### PASSAGE TO READ
+ + + + + + +
Turning Off Niagara Falls Could Reveal Geological Secrets

famous waterfalls, waterfall photos
The famous Niagara Falls, found at the border of New York and Ontario. The falls is actually made up of three waterfalls: the Horseshoe Falls, the American Falls and the Bridal Veil Falls. (Image credit: USGS.)

For the first time in nearly 50 years, officials are debating turning off the tap for part of Niagara Falls.

Officials have proposed drying out two of the three waterfalls that make up Niagara Falls — American Falls and Bridal Veil Falls — so that workers can repair the aging pedestrian bridges that span the rapids along the river that feeds the falls. (Horseshoe Falls is the third waterfall that makes up Niagara.) The proposed "dewatering" would do more than provide the curious with a rare chance to see the landscape transformed. It could also yield unprecedented insights into the rock-cutting process that is hidden beneath the flow of millions of gallons of water.

Niagara Falls are "very spectacular aesthetically, but they're not studied a lot geologically," said Marcus Bursik, a geologist with the University at Buffalo, who is proposing to measure some of the changes in the falls if the water is cut off. The new plan could provide a one-time chance to do some of that geological research, he added. [Photos: The Most Famous Waterfalls in the US]

Fixing old bridges

The proposed dry-out would allow workers to fix two 115-year-old pedestrian bridges that provide stunning views of the falls. The two bridges have been deemed too dangerous for people to traverse, and have been closed since 2004, CBC News reported.

The dry-out would take advantage of the fact that a narrow channel feeds both Bridal Veil Falls and the American Falls, which hold just 10 to 15 percent of the total flow over Niagara Falls. (The rest of Niagara's water goes over Canada's Horseshoe Falls.) This feature would enable workers to temporarily plug that channel with something called a cofferdam, an enclosure that would keep water from entering that part of the falls.

"You couldn't do that to the Canadian falls, it's not small enough," Bursik told Live Science.

The flow from the two falls would simply be diverted to the much mightier falls on the Canadian side, he added.

Unprecedented insights

The new project could provide geologists with a rare chance to understand how the rock is cut by the flow of the water. In 1969, engineers did the same thing, and took detailed pictures of the dry rock face. The cofferdam placed at that time spanned 600 feet (183 meters) and used 28,000 tons of rock, according to CBC.
+ + + + + + +
### PROBLEM TO WORK ON
Copy the Niagara Falls article starting with "The proposed dry-out" and going on through "part of the falls.", swapping "cofferdam" for "temporary dam". Work only from the Niagara Falls article.
+ + + + + + +
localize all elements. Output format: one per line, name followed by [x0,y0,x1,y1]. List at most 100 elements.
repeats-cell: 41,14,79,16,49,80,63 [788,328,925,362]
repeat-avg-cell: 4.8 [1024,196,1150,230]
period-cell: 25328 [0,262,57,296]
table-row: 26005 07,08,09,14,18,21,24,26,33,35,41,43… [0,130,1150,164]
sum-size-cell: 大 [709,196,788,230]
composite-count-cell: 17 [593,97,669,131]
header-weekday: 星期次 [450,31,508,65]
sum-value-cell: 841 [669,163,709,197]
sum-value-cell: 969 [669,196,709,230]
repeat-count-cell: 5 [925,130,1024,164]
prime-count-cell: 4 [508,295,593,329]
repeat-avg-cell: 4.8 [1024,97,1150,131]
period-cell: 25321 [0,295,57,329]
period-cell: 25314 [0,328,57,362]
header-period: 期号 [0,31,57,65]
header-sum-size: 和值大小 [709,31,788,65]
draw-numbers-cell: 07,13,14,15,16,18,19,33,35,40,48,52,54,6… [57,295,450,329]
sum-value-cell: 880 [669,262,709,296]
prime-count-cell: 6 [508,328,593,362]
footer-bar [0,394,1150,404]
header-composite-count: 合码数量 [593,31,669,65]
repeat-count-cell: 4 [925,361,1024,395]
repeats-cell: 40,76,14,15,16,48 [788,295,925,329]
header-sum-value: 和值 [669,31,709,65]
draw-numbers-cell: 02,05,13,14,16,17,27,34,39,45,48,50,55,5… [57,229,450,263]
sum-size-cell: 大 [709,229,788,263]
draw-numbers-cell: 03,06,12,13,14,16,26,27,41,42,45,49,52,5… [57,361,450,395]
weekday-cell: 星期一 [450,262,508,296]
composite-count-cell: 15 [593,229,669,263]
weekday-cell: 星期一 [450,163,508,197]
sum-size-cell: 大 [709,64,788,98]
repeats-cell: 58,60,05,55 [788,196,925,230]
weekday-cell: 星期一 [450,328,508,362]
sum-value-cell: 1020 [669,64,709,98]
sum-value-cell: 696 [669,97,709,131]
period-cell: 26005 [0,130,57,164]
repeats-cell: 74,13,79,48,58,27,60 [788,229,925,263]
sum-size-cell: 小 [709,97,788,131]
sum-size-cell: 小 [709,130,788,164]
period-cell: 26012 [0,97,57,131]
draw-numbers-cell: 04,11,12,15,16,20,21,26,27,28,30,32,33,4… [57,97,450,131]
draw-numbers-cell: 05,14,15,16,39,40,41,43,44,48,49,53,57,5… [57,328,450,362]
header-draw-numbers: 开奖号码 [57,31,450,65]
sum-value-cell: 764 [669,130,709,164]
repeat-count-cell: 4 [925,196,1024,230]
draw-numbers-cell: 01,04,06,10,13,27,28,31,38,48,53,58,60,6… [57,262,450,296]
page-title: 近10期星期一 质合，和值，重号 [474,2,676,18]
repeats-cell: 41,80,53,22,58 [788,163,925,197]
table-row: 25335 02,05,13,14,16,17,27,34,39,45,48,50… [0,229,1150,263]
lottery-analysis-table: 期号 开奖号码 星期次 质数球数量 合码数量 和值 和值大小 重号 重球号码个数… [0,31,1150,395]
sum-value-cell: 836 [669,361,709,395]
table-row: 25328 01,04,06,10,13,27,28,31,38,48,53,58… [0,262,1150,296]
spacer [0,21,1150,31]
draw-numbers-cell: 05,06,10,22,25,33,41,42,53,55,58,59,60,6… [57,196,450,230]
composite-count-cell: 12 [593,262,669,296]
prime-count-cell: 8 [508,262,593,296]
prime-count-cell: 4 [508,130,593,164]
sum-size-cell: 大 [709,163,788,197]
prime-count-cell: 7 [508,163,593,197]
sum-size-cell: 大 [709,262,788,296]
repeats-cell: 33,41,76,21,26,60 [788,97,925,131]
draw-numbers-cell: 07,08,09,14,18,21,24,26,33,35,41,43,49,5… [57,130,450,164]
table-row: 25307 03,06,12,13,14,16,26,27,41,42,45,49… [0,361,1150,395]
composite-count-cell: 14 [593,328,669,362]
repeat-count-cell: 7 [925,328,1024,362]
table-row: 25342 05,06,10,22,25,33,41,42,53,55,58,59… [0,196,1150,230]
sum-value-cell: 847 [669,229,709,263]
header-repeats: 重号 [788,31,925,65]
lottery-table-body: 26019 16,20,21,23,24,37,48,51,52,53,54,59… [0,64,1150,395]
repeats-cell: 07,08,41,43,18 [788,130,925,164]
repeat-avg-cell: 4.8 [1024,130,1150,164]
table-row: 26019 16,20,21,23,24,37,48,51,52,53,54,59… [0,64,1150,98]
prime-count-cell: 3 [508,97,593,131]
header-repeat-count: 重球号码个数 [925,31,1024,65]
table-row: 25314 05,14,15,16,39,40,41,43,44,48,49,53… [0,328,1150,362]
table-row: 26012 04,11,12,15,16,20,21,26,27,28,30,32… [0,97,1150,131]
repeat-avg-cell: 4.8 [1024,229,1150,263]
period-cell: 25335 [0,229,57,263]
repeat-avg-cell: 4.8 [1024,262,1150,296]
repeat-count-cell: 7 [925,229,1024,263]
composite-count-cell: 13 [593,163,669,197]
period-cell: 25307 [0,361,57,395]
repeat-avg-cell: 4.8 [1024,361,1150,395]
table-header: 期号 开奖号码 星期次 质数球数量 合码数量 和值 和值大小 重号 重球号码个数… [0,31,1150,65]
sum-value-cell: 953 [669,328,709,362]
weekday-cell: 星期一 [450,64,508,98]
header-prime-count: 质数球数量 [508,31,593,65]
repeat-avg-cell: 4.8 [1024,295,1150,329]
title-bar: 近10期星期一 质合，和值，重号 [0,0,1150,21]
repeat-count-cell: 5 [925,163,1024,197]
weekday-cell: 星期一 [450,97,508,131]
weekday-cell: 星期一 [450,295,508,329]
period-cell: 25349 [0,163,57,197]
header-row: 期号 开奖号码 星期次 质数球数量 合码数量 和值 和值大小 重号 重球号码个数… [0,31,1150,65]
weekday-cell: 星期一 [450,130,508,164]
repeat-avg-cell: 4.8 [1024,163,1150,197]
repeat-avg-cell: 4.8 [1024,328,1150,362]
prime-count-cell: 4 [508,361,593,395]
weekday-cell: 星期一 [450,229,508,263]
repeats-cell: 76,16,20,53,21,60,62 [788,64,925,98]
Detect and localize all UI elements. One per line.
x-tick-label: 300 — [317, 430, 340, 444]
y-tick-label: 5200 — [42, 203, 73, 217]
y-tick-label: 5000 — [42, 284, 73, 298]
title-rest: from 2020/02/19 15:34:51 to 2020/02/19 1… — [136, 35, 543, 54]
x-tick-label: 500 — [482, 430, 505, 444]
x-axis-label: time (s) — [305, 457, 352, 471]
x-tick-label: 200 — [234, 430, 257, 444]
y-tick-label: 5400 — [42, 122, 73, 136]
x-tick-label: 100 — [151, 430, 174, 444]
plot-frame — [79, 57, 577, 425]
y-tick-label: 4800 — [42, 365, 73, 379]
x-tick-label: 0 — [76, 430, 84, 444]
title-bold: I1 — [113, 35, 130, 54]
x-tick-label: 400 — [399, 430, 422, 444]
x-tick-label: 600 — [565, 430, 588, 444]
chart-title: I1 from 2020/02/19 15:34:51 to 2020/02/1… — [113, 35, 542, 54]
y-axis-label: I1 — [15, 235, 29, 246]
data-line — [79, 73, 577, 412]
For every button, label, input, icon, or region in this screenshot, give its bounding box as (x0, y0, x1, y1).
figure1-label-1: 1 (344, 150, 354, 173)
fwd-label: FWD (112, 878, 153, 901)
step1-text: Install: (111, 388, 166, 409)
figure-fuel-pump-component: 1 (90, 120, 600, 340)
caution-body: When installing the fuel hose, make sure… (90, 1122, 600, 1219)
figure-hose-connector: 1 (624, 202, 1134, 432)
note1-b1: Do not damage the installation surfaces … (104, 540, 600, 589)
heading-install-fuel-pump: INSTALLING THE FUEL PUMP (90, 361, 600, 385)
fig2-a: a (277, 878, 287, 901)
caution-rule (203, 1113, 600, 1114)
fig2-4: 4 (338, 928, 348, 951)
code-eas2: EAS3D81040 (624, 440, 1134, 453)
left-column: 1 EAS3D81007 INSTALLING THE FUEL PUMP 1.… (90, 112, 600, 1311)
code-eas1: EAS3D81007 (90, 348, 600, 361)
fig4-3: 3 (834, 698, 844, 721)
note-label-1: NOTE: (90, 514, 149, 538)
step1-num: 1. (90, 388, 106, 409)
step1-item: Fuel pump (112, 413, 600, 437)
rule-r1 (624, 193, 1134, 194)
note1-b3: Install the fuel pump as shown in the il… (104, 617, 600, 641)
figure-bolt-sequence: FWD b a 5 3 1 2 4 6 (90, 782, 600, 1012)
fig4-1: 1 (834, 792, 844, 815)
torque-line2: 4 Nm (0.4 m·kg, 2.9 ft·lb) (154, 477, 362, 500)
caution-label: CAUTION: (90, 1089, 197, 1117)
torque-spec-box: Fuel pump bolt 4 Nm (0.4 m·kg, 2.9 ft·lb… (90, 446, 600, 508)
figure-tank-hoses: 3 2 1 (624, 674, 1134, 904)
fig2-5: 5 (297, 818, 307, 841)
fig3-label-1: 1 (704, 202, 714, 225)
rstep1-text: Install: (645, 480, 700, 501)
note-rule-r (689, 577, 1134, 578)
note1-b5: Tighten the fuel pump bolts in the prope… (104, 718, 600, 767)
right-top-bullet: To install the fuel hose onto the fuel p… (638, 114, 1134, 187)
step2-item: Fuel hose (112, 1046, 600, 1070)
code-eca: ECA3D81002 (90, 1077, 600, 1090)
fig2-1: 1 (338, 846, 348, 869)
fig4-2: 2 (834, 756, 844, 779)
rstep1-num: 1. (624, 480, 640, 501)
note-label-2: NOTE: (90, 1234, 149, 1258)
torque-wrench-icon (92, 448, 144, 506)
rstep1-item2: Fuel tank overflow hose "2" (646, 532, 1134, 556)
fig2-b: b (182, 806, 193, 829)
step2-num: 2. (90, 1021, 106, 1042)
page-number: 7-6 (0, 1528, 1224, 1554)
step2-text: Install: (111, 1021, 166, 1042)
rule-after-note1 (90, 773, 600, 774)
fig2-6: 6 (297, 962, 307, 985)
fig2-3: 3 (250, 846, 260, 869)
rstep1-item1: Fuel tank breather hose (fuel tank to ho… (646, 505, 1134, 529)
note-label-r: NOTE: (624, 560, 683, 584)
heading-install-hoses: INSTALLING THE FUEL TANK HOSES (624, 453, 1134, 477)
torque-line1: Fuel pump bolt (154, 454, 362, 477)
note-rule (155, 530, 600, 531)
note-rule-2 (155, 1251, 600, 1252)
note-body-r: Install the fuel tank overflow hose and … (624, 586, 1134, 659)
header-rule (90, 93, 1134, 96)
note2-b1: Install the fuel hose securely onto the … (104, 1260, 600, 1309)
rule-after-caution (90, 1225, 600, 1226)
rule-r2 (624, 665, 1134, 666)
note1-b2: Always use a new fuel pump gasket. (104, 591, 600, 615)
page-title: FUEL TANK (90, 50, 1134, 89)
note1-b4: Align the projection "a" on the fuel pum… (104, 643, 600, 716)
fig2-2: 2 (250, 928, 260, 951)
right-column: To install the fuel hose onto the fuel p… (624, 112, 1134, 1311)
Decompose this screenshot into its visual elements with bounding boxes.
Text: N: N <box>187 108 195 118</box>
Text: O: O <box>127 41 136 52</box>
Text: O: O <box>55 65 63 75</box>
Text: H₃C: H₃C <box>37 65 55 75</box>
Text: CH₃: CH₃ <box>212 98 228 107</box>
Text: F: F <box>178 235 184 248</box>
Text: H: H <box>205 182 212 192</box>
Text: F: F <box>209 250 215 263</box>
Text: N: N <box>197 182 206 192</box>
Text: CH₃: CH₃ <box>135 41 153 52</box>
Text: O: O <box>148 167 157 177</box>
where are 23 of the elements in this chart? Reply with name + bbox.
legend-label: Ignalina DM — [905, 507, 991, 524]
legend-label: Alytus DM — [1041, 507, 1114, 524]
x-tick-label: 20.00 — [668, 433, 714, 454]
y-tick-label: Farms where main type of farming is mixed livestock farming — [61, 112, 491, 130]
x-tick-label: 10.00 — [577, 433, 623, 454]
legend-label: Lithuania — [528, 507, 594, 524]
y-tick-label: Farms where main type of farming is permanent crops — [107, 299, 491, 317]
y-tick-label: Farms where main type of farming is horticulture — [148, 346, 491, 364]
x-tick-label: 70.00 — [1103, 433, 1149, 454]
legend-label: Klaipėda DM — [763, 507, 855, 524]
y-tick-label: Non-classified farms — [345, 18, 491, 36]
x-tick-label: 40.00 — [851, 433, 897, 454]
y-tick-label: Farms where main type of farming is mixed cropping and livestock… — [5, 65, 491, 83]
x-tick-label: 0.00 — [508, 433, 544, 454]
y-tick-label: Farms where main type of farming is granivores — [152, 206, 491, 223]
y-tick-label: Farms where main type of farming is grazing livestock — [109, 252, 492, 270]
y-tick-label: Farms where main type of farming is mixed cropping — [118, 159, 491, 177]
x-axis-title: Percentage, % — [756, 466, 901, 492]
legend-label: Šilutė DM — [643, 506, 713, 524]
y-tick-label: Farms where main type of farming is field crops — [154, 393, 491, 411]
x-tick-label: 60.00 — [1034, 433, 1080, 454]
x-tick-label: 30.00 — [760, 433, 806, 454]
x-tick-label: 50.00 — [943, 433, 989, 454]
+ + + + + + +
### RESPONSE BELOW
The proposed dry-out would allow workers to fix two 115-year-old pedestrian bridges that provide stunning views of the falls. The two bridges have been deemed too dangerous for people to traverse, and have been closed since 2004, CBC News reported.

The dry-out would take advantage of the fact that a narrow channel feeds both Bridal Veil Falls and the American Falls, which hold just 10 to 15 percent of the total flow over Niagara Falls. (The rest of Niagara's water goes over Canada's Horseshoe Falls.) This feature would enable workers to temporarily plug that channel with something called a temporary dam, an enclosure that would keep water from entering that part of the falls.